> **Job**
Sort through the entries below and pull out lines containing the word "close".

> **Rows**
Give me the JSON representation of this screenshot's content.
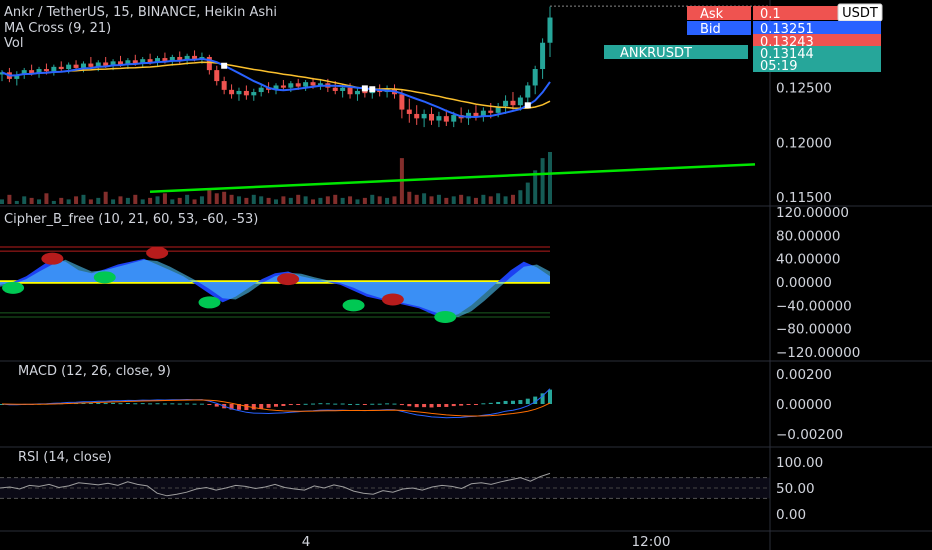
{
  "header": {
    "title": "Ankr / TetherUS, 15, BINANCE, Heikin Ashi",
    "ma_label": "MA Cross (9, 21)",
    "vol_label": "Vol"
  },
  "price_tags": {
    "ask_label": "Ask",
    "ask_value": "0.1",
    "bid_label": "Bid",
    "bid_value": "0.13251",
    "third_value": "0.13243",
    "symbol": "ANKRUSDT",
    "last_price": "0.13144",
    "countdown": "05:19",
    "currency_button": "USDT"
  },
  "colors": {
    "up": "#26a69a",
    "down": "#ef5350",
    "ma_fast": "#2962ff",
    "ma_slow": "#fbc02d",
    "trendline": "#00e600",
    "cipher_fill_yellow": "#ffff00",
    "cipher_fill_blue": "#1e44ff",
    "dot_red": "#b71c1c",
    "dot_green": "#00c853"
  },
  "chart_data": [
    {
      "type": "candlestick",
      "title": "Ankr / TetherUS, 15, BINANCE, Heikin Ashi",
      "y_ticks": [
        "0.12500",
        "0.12000",
        "0.11500"
      ],
      "ylim": [
        0.1142,
        0.133
      ],
      "x_ticks": [
        "4",
        "12:00"
      ],
      "candles": [
        [
          0.1262,
          0.1266,
          0.1256,
          0.1264
        ],
        [
          0.1264,
          0.1268,
          0.1255,
          0.1258
        ],
        [
          0.1258,
          0.1265,
          0.1252,
          0.1262
        ],
        [
          0.1262,
          0.1268,
          0.1258,
          0.1266
        ],
        [
          0.1266,
          0.1271,
          0.1261,
          0.1263
        ],
        [
          0.1263,
          0.1269,
          0.1259,
          0.1267
        ],
        [
          0.1267,
          0.1272,
          0.1262,
          0.1265
        ],
        [
          0.1265,
          0.1271,
          0.1261,
          0.1269
        ],
        [
          0.1269,
          0.1274,
          0.1264,
          0.1267
        ],
        [
          0.1267,
          0.1273,
          0.1263,
          0.1271
        ],
        [
          0.1271,
          0.1275,
          0.1265,
          0.1268
        ],
        [
          0.1268,
          0.1274,
          0.1264,
          0.1272
        ],
        [
          0.1272,
          0.1278,
          0.1266,
          0.1269
        ],
        [
          0.1269,
          0.1275,
          0.1265,
          0.1273
        ],
        [
          0.1273,
          0.1278,
          0.1268,
          0.127
        ],
        [
          0.127,
          0.1276,
          0.1266,
          0.1274
        ],
        [
          0.1274,
          0.1279,
          0.1269,
          0.1271
        ],
        [
          0.1271,
          0.1277,
          0.1267,
          0.1275
        ],
        [
          0.1275,
          0.128,
          0.127,
          0.1272
        ],
        [
          0.1272,
          0.1278,
          0.1268,
          0.1276
        ],
        [
          0.1276,
          0.1281,
          0.1271,
          0.1273
        ],
        [
          0.1273,
          0.1279,
          0.1269,
          0.1277
        ],
        [
          0.1277,
          0.1282,
          0.1272,
          0.1274
        ],
        [
          0.1274,
          0.128,
          0.127,
          0.1278
        ],
        [
          0.1278,
          0.1283,
          0.1272,
          0.1275
        ],
        [
          0.1275,
          0.1281,
          0.1271,
          0.1279
        ],
        [
          0.1279,
          0.1284,
          0.1274,
          0.1276
        ],
        [
          0.1276,
          0.1282,
          0.1272,
          0.1278
        ],
        [
          0.1278,
          0.128,
          0.1262,
          0.1266
        ],
        [
          0.1266,
          0.127,
          0.1252,
          0.1256
        ],
        [
          0.1256,
          0.126,
          0.1244,
          0.1248
        ],
        [
          0.1248,
          0.1253,
          0.124,
          0.1244
        ],
        [
          0.1244,
          0.125,
          0.1238,
          0.1247
        ],
        [
          0.1247,
          0.1252,
          0.1239,
          0.1243
        ],
        [
          0.1243,
          0.1249,
          0.1238,
          0.1246
        ],
        [
          0.1246,
          0.1252,
          0.1242,
          0.125
        ],
        [
          0.125,
          0.1255,
          0.1245,
          0.1248
        ],
        [
          0.1248,
          0.1254,
          0.1244,
          0.1252
        ],
        [
          0.1252,
          0.1257,
          0.1247,
          0.125
        ],
        [
          0.125,
          0.1256,
          0.1246,
          0.1254
        ],
        [
          0.1254,
          0.1258,
          0.1248,
          0.1251
        ],
        [
          0.1251,
          0.1257,
          0.1247,
          0.1255
        ],
        [
          0.1255,
          0.1259,
          0.1249,
          0.1252
        ],
        [
          0.1252,
          0.1258,
          0.1248,
          0.1254
        ],
        [
          0.1254,
          0.1258,
          0.1246,
          0.125
        ],
        [
          0.125,
          0.1256,
          0.1244,
          0.1247
        ],
        [
          0.1247,
          0.1253,
          0.1241,
          0.125
        ],
        [
          0.125,
          0.1254,
          0.124,
          0.1244
        ],
        [
          0.1244,
          0.125,
          0.1238,
          0.1247
        ],
        [
          0.1247,
          0.1252,
          0.1241,
          0.1245
        ],
        [
          0.1245,
          0.1251,
          0.124,
          0.1248
        ],
        [
          0.1248,
          0.1253,
          0.1242,
          0.1246
        ],
        [
          0.1246,
          0.1252,
          0.1241,
          0.1249
        ],
        [
          0.1249,
          0.1253,
          0.124,
          0.1244
        ],
        [
          0.1244,
          0.1248,
          0.1222,
          0.123
        ],
        [
          0.123,
          0.124,
          0.1218,
          0.1226
        ],
        [
          0.1226,
          0.1234,
          0.1216,
          0.1222
        ],
        [
          0.1222,
          0.123,
          0.1214,
          0.1226
        ],
        [
          0.1226,
          0.1232,
          0.1216,
          0.122
        ],
        [
          0.122,
          0.1228,
          0.1214,
          0.1224
        ],
        [
          0.1224,
          0.123,
          0.1215,
          0.1219
        ],
        [
          0.1219,
          0.1228,
          0.1214,
          0.1225
        ],
        [
          0.1225,
          0.1232,
          0.1218,
          0.1222
        ],
        [
          0.1222,
          0.123,
          0.1216,
          0.1227
        ],
        [
          0.1227,
          0.1234,
          0.122,
          0.1224
        ],
        [
          0.1224,
          0.1232,
          0.1219,
          0.1229
        ],
        [
          0.1229,
          0.1236,
          0.1222,
          0.1227
        ],
        [
          0.1227,
          0.1236,
          0.1223,
          0.1233
        ],
        [
          0.1233,
          0.1243,
          0.1226,
          0.1238
        ],
        [
          0.1238,
          0.1246,
          0.123,
          0.1234
        ],
        [
          0.1234,
          0.1243,
          0.1229,
          0.1241
        ],
        [
          0.1241,
          0.1255,
          0.1234,
          0.1252
        ],
        [
          0.1252,
          0.127,
          0.1244,
          0.1267
        ],
        [
          0.1267,
          0.1295,
          0.1258,
          0.1291
        ],
        [
          0.1291,
          0.1324,
          0.1278,
          0.1314
        ]
      ],
      "volume": [
        3,
        6,
        2,
        5,
        4,
        3,
        7,
        2,
        4,
        3,
        5,
        6,
        3,
        4,
        8,
        3,
        5,
        4,
        6,
        3,
        4,
        5,
        7,
        3,
        4,
        6,
        3,
        5,
        9,
        7,
        8,
        6,
        5,
        4,
        6,
        5,
        4,
        3,
        5,
        4,
        6,
        5,
        3,
        4,
        5,
        6,
        4,
        5,
        3,
        4,
        6,
        5,
        4,
        5,
        30,
        8,
        6,
        7,
        5,
        6,
        4,
        5,
        6,
        5,
        4,
        6,
        5,
        7,
        5,
        6,
        9,
        14,
        22,
        30,
        34
      ],
      "trendline_from_to": [
        [
          0.1155,
          0.118
        ]
      ]
    },
    {
      "type": "line",
      "title": "Cipher_B_free (10, 21, 60, 53, -60, -53)",
      "y_ticks": [
        "120.00000",
        "80.00000",
        "40.00000",
        "0.00000",
        "−40.00000",
        "−80.00000",
        "−120.00000"
      ],
      "ylim": [
        -120,
        120
      ],
      "levels": [
        60,
        53,
        -53,
        -60
      ],
      "wave1": [
        -5,
        0,
        10,
        25,
        40,
        35,
        20,
        15,
        22,
        30,
        35,
        40,
        30,
        20,
        10,
        -5,
        -20,
        -35,
        -25,
        -10,
        5,
        15,
        18,
        10,
        5,
        0,
        -5,
        -15,
        -25,
        -30,
        -35,
        -40,
        -45,
        -55,
        -62,
        -55,
        -40,
        -20,
        0,
        20,
        35,
        25,
        10
      ],
      "wave2": [
        -8,
        -4,
        5,
        18,
        30,
        38,
        28,
        18,
        20,
        26,
        32,
        38,
        36,
        26,
        14,
        2,
        -12,
        -28,
        -30,
        -18,
        -2,
        10,
        16,
        14,
        8,
        3,
        -2,
        -10,
        -20,
        -27,
        -32,
        -37,
        -42,
        -50,
        -58,
        -60,
        -50,
        -32,
        -12,
        8,
        26,
        30,
        18
      ],
      "dots": [
        [
          1,
          -10,
          "green"
        ],
        [
          4,
          40,
          "red"
        ],
        [
          8,
          8,
          "green"
        ],
        [
          12,
          50,
          "red"
        ],
        [
          16,
          -35,
          "green"
        ],
        [
          22,
          5,
          "red"
        ],
        [
          27,
          -40,
          "green"
        ],
        [
          30,
          -30,
          "red"
        ],
        [
          34,
          -60,
          "green"
        ]
      ]
    },
    {
      "type": "bar",
      "title": "MACD (12, 26, close, 9)",
      "y_ticks": [
        "0.00200",
        "0.00000",
        "−0.00200"
      ],
      "ylim": [
        -0.0028,
        0.0028
      ]
    },
    {
      "type": "line",
      "title": "RSI (14, close)",
      "y_ticks": [
        "100.00",
        "50.00",
        "0.00"
      ],
      "ylim": [
        0,
        100
      ],
      "values": [
        50,
        52,
        48,
        55,
        53,
        57,
        51,
        54,
        60,
        58,
        56,
        59,
        55,
        62,
        57,
        54,
        40,
        35,
        38,
        42,
        48,
        51,
        46,
        50,
        55,
        53,
        49,
        52,
        57,
        51,
        48,
        46,
        54,
        50,
        56,
        52,
        44,
        40,
        38,
        45,
        42,
        48,
        50,
        46,
        52,
        55,
        53,
        49,
        58,
        60,
        57,
        62,
        66,
        70,
        63,
        72,
        78
      ]
    }
  ]
}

> **Full output**
      "title": "MACD (12, 26, close, 9)",
      "title": "RSI (14, close)",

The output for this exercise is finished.